* Start *

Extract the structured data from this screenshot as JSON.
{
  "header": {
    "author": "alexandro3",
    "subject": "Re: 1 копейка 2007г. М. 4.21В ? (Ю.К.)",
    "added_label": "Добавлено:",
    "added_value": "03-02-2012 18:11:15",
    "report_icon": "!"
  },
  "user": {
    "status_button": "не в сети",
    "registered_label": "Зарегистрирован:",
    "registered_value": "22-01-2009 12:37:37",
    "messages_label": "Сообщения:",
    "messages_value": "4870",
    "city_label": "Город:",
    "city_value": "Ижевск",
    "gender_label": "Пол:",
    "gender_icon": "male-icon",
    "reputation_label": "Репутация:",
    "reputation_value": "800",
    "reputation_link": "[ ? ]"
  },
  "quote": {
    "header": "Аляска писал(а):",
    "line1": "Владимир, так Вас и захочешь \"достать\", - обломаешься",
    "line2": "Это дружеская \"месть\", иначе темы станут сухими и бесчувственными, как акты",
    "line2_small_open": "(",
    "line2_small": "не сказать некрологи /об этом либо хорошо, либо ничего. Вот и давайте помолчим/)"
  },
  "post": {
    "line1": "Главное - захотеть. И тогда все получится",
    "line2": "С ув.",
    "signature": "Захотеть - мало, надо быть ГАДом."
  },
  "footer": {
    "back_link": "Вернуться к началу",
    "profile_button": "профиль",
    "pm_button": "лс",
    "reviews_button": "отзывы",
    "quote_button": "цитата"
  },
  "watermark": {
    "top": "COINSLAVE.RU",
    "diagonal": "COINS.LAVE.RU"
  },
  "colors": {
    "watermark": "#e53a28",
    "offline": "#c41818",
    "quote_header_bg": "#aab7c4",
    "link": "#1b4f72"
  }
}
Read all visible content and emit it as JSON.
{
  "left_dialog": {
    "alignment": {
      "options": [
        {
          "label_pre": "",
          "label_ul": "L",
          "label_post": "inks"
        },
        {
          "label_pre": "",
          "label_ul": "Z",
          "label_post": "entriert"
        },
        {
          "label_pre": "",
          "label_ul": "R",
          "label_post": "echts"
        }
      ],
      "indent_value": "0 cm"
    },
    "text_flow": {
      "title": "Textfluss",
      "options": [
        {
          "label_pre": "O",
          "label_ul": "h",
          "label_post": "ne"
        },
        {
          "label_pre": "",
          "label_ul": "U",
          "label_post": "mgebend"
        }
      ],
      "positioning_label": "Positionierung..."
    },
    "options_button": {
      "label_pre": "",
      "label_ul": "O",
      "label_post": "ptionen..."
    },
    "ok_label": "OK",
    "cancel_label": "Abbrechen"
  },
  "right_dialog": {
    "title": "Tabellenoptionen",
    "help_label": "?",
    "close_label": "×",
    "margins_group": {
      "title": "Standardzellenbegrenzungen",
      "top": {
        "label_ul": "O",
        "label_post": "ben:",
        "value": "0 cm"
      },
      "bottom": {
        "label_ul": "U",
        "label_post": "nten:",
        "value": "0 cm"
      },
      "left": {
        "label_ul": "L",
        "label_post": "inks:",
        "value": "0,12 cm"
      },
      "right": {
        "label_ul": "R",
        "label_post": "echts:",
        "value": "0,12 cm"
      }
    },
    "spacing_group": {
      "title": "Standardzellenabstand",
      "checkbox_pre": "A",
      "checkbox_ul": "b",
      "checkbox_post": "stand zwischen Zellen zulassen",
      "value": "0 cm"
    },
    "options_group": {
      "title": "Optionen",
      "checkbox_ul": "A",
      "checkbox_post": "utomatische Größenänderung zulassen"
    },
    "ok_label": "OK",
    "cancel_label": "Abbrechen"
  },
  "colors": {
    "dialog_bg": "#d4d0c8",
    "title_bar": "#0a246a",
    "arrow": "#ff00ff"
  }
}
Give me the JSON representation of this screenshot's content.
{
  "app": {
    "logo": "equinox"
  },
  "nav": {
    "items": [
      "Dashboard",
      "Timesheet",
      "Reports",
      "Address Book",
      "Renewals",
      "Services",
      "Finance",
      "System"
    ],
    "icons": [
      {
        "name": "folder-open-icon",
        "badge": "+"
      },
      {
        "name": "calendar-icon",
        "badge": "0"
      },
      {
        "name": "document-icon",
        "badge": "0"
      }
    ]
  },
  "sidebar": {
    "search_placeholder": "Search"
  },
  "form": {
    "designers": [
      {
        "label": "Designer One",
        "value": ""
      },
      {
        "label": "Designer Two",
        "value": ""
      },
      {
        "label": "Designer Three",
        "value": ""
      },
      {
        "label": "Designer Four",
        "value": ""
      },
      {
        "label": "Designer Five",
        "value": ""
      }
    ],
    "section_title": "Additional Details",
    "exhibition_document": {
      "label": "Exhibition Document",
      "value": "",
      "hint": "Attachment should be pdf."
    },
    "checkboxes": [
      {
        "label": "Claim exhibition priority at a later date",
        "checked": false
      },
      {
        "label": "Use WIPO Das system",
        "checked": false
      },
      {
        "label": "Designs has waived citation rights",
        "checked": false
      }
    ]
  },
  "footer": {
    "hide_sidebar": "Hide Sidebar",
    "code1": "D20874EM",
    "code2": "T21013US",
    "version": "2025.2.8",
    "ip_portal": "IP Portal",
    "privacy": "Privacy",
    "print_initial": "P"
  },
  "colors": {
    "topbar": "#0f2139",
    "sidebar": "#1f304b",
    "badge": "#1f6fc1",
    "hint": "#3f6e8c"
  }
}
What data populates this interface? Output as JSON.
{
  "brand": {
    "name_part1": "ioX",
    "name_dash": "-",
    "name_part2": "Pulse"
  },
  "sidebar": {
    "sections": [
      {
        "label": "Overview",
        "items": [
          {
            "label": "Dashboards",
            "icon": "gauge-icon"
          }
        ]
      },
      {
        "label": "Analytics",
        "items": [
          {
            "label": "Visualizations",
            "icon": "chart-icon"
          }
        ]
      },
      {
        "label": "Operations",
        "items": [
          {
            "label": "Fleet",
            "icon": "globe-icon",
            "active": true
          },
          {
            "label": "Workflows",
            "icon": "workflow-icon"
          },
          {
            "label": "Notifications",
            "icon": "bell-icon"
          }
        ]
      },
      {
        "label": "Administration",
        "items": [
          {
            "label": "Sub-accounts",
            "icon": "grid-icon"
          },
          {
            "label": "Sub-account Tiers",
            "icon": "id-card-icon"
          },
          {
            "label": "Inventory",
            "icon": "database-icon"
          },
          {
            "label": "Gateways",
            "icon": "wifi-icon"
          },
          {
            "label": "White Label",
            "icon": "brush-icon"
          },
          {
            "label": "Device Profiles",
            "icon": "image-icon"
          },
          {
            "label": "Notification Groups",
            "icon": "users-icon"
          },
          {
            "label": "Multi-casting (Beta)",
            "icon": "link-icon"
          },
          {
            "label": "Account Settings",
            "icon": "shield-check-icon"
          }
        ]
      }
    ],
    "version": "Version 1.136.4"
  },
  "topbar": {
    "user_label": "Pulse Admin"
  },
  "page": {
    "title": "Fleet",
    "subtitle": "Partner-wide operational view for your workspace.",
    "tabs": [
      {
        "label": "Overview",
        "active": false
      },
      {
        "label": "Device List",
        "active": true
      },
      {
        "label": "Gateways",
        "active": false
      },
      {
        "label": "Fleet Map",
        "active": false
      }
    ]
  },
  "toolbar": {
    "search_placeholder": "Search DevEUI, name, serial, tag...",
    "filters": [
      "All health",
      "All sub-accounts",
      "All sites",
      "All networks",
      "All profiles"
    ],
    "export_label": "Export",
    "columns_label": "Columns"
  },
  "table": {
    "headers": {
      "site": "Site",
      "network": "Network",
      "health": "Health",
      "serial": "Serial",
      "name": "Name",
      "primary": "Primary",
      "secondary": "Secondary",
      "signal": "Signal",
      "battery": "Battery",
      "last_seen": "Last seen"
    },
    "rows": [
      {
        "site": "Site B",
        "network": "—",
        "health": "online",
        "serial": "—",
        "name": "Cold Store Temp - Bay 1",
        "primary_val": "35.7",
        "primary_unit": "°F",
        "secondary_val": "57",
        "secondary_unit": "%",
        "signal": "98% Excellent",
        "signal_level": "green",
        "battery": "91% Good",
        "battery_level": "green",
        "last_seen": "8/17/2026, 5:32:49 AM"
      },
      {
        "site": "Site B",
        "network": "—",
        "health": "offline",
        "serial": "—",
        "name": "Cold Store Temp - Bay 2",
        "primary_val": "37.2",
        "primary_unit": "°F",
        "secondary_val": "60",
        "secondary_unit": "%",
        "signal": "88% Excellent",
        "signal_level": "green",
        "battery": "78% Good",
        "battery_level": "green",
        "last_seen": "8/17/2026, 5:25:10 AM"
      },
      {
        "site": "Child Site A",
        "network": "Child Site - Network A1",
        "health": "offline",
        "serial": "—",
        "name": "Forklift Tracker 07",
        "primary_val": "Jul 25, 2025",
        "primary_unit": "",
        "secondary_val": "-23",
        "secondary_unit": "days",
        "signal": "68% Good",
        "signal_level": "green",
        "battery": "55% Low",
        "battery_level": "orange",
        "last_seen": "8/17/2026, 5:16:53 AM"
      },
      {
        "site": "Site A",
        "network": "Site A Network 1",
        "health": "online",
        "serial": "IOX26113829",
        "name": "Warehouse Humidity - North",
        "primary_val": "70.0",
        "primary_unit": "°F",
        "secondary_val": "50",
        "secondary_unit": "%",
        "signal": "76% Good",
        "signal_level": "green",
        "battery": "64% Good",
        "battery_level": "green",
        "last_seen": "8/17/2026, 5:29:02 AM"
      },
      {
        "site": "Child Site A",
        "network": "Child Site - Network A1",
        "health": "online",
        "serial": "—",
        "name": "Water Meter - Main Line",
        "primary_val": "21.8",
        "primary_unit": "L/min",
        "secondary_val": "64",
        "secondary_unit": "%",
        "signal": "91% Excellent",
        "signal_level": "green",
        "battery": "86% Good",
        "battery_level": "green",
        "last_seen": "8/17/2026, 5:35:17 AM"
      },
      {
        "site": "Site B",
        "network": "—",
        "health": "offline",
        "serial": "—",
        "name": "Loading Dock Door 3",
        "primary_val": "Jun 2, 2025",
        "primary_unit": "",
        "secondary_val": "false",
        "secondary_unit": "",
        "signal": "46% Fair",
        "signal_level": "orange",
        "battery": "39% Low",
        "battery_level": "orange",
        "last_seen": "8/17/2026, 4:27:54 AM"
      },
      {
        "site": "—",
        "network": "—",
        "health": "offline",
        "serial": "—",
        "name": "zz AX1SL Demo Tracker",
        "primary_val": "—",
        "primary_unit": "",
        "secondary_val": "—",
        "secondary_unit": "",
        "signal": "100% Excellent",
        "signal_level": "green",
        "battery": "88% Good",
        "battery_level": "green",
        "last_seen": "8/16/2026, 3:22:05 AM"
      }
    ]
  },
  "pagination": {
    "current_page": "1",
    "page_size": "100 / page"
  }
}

* End *

Copy each line containing the word "zulassen" from the data.

*OUTPUT*
      "checkbox_post": "stand zwischen Zellen zulassen",
      "checkbox_post": "utomatische Größenänderung zulassen"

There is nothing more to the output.